▶ **Source records**:
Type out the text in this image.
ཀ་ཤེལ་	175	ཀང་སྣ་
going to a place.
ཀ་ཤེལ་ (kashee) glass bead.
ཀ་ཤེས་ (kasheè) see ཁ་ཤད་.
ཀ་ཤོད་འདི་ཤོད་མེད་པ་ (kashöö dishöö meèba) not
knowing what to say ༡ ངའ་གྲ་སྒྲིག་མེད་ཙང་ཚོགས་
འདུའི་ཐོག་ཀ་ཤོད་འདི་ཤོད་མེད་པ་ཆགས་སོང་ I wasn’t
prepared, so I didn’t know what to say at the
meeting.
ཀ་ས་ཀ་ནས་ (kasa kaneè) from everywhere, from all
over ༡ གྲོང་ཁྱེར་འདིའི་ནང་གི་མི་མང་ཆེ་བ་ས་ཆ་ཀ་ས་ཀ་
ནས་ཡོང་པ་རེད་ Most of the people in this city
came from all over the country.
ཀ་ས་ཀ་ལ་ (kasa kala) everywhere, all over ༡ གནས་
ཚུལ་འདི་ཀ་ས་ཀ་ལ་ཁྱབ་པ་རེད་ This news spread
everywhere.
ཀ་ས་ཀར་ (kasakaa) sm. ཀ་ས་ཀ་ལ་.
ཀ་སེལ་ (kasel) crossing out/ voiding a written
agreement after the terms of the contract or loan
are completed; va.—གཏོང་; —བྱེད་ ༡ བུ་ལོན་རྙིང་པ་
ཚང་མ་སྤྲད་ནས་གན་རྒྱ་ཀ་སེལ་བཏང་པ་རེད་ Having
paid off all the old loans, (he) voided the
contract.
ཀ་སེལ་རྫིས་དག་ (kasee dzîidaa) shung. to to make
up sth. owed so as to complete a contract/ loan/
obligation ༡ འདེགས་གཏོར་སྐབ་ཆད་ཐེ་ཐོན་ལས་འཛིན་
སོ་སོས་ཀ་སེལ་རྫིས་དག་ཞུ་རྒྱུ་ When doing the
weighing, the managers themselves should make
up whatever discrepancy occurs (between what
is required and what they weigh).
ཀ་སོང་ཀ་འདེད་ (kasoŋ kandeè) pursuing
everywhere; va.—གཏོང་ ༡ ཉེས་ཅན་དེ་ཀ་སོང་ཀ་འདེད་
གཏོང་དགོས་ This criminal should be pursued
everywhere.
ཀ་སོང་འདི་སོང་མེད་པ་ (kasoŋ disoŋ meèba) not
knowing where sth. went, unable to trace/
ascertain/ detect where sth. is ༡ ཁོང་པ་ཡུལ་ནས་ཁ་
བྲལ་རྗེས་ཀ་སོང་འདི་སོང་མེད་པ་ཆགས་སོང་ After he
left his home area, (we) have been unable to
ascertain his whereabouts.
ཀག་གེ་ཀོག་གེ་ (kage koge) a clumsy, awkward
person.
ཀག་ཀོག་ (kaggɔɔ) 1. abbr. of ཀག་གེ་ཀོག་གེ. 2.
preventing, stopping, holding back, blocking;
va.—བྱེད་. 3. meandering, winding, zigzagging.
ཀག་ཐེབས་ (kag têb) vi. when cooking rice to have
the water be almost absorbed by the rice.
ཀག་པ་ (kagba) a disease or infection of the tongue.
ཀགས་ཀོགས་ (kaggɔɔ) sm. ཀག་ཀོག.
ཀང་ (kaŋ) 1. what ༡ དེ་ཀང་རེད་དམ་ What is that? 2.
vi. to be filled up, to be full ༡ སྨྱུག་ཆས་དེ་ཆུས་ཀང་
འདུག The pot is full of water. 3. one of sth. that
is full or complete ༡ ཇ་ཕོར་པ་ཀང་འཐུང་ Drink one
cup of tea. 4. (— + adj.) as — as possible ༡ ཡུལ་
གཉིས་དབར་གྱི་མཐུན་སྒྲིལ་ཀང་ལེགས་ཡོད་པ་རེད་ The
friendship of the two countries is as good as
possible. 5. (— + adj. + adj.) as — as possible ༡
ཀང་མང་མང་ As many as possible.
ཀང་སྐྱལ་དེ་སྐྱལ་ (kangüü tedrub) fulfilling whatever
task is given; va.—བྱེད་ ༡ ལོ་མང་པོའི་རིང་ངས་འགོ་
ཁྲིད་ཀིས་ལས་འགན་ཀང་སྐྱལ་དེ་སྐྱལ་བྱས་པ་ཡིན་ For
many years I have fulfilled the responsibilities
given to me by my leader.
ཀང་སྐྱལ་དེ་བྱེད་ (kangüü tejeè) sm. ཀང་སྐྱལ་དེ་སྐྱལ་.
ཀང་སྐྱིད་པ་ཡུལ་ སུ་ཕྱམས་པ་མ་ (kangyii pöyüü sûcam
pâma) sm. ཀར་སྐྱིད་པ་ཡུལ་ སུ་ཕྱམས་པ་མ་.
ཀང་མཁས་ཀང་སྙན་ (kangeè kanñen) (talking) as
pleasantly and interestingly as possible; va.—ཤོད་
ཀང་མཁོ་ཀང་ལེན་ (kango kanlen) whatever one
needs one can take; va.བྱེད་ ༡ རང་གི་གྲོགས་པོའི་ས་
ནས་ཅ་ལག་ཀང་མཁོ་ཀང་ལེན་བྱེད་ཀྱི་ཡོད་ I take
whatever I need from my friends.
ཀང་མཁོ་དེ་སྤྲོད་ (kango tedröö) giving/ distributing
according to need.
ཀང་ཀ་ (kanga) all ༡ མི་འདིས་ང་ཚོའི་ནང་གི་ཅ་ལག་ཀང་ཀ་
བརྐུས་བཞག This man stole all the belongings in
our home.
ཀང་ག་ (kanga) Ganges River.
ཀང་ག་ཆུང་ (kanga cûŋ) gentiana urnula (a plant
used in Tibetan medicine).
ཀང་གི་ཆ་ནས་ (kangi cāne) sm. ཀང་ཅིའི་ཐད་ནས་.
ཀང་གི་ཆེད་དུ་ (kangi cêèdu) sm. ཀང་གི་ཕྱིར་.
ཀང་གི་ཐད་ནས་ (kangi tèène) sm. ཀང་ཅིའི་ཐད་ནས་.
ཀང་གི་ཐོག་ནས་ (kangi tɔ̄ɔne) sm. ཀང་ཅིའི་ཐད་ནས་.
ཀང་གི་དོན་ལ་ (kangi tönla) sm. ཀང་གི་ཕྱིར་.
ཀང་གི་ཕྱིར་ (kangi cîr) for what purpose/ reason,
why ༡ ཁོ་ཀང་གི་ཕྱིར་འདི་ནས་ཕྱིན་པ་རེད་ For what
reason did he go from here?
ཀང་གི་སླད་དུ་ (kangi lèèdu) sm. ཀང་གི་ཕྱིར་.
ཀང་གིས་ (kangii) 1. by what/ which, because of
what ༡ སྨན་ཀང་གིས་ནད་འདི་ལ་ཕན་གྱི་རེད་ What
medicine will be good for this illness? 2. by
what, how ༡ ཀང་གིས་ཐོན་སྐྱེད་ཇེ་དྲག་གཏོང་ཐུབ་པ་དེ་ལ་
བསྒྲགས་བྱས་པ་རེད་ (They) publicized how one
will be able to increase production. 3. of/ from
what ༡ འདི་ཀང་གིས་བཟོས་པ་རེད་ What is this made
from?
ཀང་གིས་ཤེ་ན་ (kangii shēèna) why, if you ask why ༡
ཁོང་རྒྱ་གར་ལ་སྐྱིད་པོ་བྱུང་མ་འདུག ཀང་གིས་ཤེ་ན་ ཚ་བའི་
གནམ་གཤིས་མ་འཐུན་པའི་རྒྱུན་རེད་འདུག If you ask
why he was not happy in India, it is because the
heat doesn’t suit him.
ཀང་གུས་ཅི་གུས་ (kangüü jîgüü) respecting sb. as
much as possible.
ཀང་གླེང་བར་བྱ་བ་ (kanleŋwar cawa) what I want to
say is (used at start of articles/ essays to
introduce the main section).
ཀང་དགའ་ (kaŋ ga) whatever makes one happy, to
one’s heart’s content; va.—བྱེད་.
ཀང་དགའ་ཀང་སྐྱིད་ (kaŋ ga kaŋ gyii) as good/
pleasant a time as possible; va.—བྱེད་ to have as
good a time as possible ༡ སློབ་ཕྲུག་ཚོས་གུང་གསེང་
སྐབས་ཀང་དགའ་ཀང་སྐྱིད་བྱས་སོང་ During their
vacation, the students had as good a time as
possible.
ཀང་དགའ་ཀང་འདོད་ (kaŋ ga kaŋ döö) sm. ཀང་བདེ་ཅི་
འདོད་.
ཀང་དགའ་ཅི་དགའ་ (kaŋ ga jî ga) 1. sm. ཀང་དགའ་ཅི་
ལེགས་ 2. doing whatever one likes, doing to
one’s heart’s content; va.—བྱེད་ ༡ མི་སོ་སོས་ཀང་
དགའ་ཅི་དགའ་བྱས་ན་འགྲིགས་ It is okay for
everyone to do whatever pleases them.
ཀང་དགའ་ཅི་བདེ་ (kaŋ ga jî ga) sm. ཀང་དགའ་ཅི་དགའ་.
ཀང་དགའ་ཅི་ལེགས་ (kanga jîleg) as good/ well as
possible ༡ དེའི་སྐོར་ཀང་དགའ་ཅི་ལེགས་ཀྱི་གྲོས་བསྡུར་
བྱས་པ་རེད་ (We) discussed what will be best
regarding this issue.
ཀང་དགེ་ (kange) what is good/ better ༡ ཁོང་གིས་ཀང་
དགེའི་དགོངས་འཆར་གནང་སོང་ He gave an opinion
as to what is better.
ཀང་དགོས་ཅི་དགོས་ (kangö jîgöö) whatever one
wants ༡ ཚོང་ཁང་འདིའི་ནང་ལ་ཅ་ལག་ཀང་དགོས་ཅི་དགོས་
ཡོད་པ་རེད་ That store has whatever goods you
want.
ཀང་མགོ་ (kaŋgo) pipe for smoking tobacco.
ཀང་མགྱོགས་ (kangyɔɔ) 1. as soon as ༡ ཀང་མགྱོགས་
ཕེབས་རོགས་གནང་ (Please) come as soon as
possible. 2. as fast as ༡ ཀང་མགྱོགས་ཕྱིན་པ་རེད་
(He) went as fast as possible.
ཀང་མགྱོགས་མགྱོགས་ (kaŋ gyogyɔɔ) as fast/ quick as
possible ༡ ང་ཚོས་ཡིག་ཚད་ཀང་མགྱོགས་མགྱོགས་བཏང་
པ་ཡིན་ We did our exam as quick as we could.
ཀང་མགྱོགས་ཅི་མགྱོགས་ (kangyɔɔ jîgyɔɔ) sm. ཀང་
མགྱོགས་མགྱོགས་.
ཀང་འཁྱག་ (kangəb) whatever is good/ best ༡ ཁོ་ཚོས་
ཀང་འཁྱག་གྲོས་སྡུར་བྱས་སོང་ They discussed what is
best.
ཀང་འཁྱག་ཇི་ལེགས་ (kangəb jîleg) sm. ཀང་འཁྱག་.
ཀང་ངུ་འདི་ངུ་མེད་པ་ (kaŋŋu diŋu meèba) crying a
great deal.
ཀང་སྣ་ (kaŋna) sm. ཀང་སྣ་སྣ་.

▶ **Instructions to follow**:
Collect the lines that hold "over".

▶ **Written solution**:
over ༡ གྲོང་ཁྱེར་འདིའི་ནང་གི་མི་མང་ཆེ་བ་ས་ཆ་ཀ་ས་ཀ་
came from all over the country.
ཀ་ས་ཀ་ལ་ (kasa kala) everywhere, all over ༡ གནས་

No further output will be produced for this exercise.